Pull every line containing "middleware" from the entries.

=-=-=

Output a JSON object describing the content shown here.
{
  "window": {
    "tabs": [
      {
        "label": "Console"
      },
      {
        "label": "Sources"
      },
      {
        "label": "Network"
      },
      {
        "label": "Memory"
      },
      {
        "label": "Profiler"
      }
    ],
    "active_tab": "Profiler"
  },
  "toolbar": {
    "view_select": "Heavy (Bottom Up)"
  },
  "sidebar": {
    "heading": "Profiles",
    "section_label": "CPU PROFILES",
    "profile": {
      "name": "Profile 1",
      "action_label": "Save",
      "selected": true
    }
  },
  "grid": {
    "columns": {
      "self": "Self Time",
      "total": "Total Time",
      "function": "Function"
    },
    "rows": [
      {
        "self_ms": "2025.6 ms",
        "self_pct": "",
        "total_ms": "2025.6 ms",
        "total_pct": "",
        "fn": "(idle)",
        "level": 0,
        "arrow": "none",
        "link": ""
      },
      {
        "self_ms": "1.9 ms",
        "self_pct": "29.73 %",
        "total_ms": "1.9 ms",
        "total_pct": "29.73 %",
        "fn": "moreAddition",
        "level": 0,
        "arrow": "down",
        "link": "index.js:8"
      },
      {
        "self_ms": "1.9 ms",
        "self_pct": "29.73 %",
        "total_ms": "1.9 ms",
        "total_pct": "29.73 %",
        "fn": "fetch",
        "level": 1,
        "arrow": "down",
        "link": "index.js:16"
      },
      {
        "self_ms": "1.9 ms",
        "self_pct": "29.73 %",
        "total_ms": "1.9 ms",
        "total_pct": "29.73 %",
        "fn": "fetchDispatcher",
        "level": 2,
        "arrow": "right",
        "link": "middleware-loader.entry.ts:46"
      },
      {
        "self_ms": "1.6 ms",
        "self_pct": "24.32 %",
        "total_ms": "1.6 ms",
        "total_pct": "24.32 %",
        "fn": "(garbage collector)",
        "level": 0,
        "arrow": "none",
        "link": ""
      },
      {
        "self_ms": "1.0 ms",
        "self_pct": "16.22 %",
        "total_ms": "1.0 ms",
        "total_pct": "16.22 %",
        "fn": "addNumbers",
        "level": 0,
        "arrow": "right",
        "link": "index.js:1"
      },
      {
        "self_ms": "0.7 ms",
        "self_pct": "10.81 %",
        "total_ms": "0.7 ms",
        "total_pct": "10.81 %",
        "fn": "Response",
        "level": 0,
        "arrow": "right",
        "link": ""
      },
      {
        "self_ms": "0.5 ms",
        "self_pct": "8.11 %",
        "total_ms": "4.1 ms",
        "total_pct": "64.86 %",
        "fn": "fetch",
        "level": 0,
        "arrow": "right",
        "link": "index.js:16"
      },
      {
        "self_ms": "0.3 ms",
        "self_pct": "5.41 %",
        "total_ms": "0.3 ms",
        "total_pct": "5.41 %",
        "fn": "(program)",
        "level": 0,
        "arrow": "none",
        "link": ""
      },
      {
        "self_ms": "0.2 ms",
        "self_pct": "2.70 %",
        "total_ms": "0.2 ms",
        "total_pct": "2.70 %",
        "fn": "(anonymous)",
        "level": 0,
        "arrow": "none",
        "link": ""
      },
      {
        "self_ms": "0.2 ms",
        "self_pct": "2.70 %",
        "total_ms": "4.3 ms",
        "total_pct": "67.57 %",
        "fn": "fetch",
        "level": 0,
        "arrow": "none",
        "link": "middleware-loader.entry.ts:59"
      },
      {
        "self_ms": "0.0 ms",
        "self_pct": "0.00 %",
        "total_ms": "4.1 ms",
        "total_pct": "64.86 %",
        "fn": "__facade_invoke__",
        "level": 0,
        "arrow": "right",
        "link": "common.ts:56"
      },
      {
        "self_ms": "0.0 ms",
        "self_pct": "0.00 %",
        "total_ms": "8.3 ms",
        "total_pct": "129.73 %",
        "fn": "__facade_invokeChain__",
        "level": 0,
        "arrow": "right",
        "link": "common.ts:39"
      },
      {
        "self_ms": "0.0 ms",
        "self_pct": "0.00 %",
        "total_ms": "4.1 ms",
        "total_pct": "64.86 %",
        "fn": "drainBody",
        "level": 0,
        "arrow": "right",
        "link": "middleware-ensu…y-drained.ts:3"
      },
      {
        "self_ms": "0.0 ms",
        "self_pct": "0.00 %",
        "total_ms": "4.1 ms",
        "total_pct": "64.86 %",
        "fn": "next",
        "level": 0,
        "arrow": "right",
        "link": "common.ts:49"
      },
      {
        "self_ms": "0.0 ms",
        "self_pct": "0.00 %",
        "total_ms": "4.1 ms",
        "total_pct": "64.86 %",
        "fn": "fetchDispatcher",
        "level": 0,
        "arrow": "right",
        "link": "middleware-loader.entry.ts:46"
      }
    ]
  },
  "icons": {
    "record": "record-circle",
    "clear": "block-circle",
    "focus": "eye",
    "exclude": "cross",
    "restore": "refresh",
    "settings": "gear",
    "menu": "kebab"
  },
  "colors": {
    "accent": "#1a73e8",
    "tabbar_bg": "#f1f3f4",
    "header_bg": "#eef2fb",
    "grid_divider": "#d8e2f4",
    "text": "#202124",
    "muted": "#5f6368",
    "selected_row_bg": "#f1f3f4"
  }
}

=-=-=

* Correct answer
        "link": "middleware-loader.entry.ts:46"
        "link": "middleware-loader.entry.ts:59"
        "link": "middleware-ensu…y-drained.ts:3"
        "link": "middleware-loader.entry.ts:46"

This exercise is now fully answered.